STATED PROBLEM
Give every line again exactly as it appears, please, but not the pictures.

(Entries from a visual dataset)
%%

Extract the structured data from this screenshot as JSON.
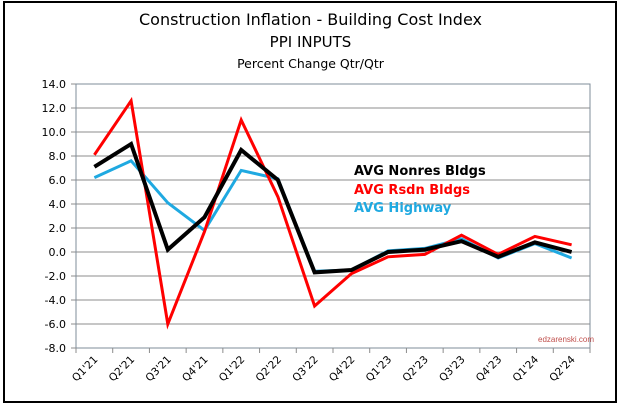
{
  "chart_data": {
    "type": "line",
    "title": "Construction Inflation - Building Cost Index",
    "subtitle": "PPI INPUTS",
    "subtitle2": "Percent Change Qtr/Qtr",
    "xlabel": "",
    "ylabel": "",
    "ylim": [
      -8,
      14
    ],
    "ytick_step": 2,
    "ytick_labels": [
      "14.0",
      "12.0",
      "10.0",
      "8.0",
      "6.0",
      "4.0",
      "2.0",
      "0.0",
      "-2.0",
      "-4.0",
      "-6.0",
      "-8.0"
    ],
    "grid": true,
    "categories": [
      "Q1'21",
      "Q2'21",
      "Q3'21",
      "Q4'21",
      "Q1'22",
      "Q2'22",
      "Q3'22",
      "Q4'22",
      "Q1'23",
      "Q2'23",
      "Q3'23",
      "Q4'23",
      "Q1'24",
      "Q2'24"
    ],
    "series": [
      {
        "name": "AVG Nonres Bldgs",
        "color": "#000000",
        "values": [
          7.1,
          9.0,
          0.2,
          2.9,
          8.5,
          6.0,
          -1.7,
          -1.5,
          0.0,
          0.2,
          0.9,
          -0.4,
          0.8,
          0.0
        ]
      },
      {
        "name": "AVG Rsdn Bldgs",
        "color": "#ff0000",
        "values": [
          8.1,
          12.6,
          -6.0,
          1.7,
          11.0,
          4.6,
          -4.5,
          -1.8,
          -0.4,
          -0.2,
          1.4,
          -0.2,
          1.3,
          0.6
        ]
      },
      {
        "name": "AVG Highway",
        "color": "#1fa9e1",
        "values": [
          6.2,
          7.6,
          4.1,
          1.8,
          6.8,
          6.1,
          -1.6,
          -1.5,
          0.1,
          0.3,
          1.1,
          -0.5,
          0.7,
          -0.5
        ]
      }
    ],
    "legend_placement": "center-right",
    "watermark": "edzarenski.com"
  }
}
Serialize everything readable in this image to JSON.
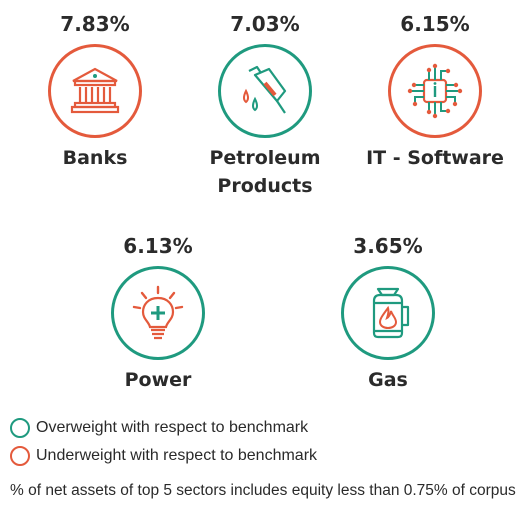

%%

WRITTEN REPLY
Extract the structured data from this screenshot as JSON.
{
  "chart_data": {
    "type": "line",
    "title": "Construction Inflation - Building Cost Index",
    "subtitle": "PPI INPUTS",
    "subtitle2": "Percent Change Qtr/Qtr",
    "xlabel": "",
    "ylabel": "",
    "ylim": [
      -8,
      14
    ],
    "ytick_step": 2,
    "ytick_labels": [
      "14.0",
      "12.0",
      "10.0",
      "8.0",
      "6.0",
      "4.0",
      "2.0",
      "0.0",
      "-2.0",
      "-4.0",
      "-6.0",
      "-8.0"
    ],
    "grid": true,
    "categories": [
      "Q1'21",
      "Q2'21",
      "Q3'21",
      "Q4'21",
      "Q1'22",
      "Q2'22",
      "Q3'22",
      "Q4'22",
      "Q1'23",
      "Q2'23",
      "Q3'23",
      "Q4'23",
      "Q1'24",
      "Q2'24"
    ],
    "series": [
      {
        "name": "AVG Nonres Bldgs",
        "color": "#000000",
        "values": [
          7.1,
          9.0,
          0.2,
          2.9,
          8.5,
          6.0,
          -1.7,
          -1.5,
          0.0,
          0.2,
          0.9,
          -0.4,
          0.8,
          0.0
        ]
      },
      {
        "name": "AVG Rsdn Bldgs",
        "color": "#ff0000",
        "values": [
          8.1,
          12.6,
          -6.0,
          1.7,
          11.0,
          4.6,
          -4.5,
          -1.8,
          -0.4,
          -0.2,
          1.4,
          -0.2,
          1.3,
          0.6
        ]
      },
      {
        "name": "AVG Highway",
        "color": "#1fa9e1",
        "values": [
          6.2,
          7.6,
          4.1,
          1.8,
          6.8,
          6.1,
          -1.6,
          -1.5,
          0.1,
          0.3,
          1.1,
          -0.5,
          0.7,
          -0.5
        ]
      }
    ],
    "legend_placement": "center-right",
    "watermark": "edzarenski.com"
  }
}
Serialize everything readable in this image to JSON.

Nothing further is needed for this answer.